-- START MATERIAL FOR THIS TASK --

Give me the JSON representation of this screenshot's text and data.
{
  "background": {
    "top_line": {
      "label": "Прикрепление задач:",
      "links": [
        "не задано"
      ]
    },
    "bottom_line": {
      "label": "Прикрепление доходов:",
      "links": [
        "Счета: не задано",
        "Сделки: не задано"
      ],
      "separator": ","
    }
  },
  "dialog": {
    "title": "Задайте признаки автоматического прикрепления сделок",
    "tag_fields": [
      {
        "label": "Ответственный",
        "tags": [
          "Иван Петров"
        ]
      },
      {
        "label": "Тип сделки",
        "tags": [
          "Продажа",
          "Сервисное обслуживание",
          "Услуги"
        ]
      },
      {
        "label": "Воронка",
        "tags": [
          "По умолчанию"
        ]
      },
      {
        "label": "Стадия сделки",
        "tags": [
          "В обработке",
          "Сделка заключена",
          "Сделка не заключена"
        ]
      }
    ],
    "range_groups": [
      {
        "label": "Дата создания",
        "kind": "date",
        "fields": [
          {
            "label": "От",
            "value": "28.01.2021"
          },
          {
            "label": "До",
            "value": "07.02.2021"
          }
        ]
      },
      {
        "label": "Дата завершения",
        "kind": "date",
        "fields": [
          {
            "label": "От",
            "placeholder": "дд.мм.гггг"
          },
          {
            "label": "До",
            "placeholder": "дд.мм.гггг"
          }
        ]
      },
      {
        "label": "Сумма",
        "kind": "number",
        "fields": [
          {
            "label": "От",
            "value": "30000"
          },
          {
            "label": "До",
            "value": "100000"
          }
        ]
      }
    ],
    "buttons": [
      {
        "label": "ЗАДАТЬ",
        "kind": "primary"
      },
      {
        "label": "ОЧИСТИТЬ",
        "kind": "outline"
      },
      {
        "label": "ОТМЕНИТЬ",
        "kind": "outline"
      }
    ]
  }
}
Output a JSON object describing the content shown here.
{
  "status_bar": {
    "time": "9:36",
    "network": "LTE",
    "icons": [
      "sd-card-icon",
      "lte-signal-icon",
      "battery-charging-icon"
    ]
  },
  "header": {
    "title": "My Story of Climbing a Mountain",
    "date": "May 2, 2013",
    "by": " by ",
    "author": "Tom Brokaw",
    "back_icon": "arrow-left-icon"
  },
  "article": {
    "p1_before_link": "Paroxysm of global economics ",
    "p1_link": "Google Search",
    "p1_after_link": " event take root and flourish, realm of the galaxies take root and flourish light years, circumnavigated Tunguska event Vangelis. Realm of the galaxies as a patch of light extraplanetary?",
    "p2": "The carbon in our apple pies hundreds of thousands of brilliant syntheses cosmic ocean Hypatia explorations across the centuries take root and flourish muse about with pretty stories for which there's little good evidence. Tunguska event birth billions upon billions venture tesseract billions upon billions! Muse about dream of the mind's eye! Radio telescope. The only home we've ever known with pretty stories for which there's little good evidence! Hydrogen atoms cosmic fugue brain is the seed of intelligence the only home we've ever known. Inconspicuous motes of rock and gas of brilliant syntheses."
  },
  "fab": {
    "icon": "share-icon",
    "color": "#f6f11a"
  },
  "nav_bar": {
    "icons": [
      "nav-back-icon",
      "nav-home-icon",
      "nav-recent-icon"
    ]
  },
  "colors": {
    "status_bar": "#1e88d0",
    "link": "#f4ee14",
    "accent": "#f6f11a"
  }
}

-- END MATERIAL FOR THIS TASK --

#### [STATED PROBLEM]
The records above should be repeated in full, exactly as given.

#### [RESPONSE TO THIS TASK]
Give me the JSON representation of this screenshot's text and data.
{
  "background": {
    "top_line": {
      "label": "Прикрепление задач:",
      "links": [
        "не задано"
      ]
    },
    "bottom_line": {
      "label": "Прикрепление доходов:",
      "links": [
        "Счета: не задано",
        "Сделки: не задано"
      ],
      "separator": ","
    }
  },
  "dialog": {
    "title": "Задайте признаки автоматического прикрепления сделок",
    "tag_fields": [
      {
        "label": "Ответственный",
        "tags": [
          "Иван Петров"
        ]
      },
      {
        "label": "Тип сделки",
        "tags": [
          "Продажа",
          "Сервисное обслуживание",
          "Услуги"
        ]
      },
      {
        "label": "Воронка",
        "tags": [
          "По умолчанию"
        ]
      },
      {
        "label": "Стадия сделки",
        "tags": [
          "В обработке",
          "Сделка заключена",
          "Сделка не заключена"
        ]
      }
    ],
    "range_groups": [
      {
        "label": "Дата создания",
        "kind": "date",
        "fields": [
          {
            "label": "От",
            "value": "28.01.2021"
          },
          {
            "label": "До",
            "value": "07.02.2021"
          }
        ]
      },
      {
        "label": "Дата завершения",
        "kind": "date",
        "fields": [
          {
            "label": "От",
            "placeholder": "дд.мм.гггг"
          },
          {
            "label": "До",
            "placeholder": "дд.мм.гггг"
          }
        ]
      },
      {
        "label": "Сумма",
        "kind": "number",
        "fields": [
          {
            "label": "От",
            "value": "30000"
          },
          {
            "label": "До",
            "value": "100000"
          }
        ]
      }
    ],
    "buttons": [
      {
        "label": "ЗАДАТЬ",
        "kind": "primary"
      },
      {
        "label": "ОЧИСТИТЬ",
        "kind": "outline"
      },
      {
        "label": "ОТМЕНИТЬ",
        "kind": "outline"
      }
    ]
  }
}
Output a JSON object describing the content shown here.
{
  "status_bar": {
    "time": "9:36",
    "network": "LTE",
    "icons": [
      "sd-card-icon",
      "lte-signal-icon",
      "battery-charging-icon"
    ]
  },
  "header": {
    "title": "My Story of Climbing a Mountain",
    "date": "May 2, 2013",
    "by": " by ",
    "author": "Tom Brokaw",
    "back_icon": "arrow-left-icon"
  },
  "article": {
    "p1_before_link": "Paroxysm of global economics ",
    "p1_link": "Google Search",
    "p1_after_link": " event take root and flourish, realm of the galaxies take root and flourish light years, circumnavigated Tunguska event Vangelis. Realm of the galaxies as a patch of light extraplanetary?",
    "p2": "The carbon in our apple pies hundreds of thousands of brilliant syntheses cosmic ocean Hypatia explorations across the centuries take root and flourish muse about with pretty stories for which there's little good evidence. Tunguska event birth billions upon billions venture tesseract billions upon billions! Muse about dream of the mind's eye! Radio telescope. The only home we've ever known with pretty stories for which there's little good evidence! Hydrogen atoms cosmic fugue brain is the seed of intelligence the only home we've ever known. Inconspicuous motes of rock and gas of brilliant syntheses."
  },
  "fab": {
    "icon": "share-icon",
    "color": "#f6f11a"
  },
  "nav_bar": {
    "icons": [
      "nav-back-icon",
      "nav-home-icon",
      "nav-recent-icon"
    ]
  },
  "colors": {
    "status_bar": "#1e88d0",
    "link": "#f4ee14",
    "accent": "#f6f11a"
  }
}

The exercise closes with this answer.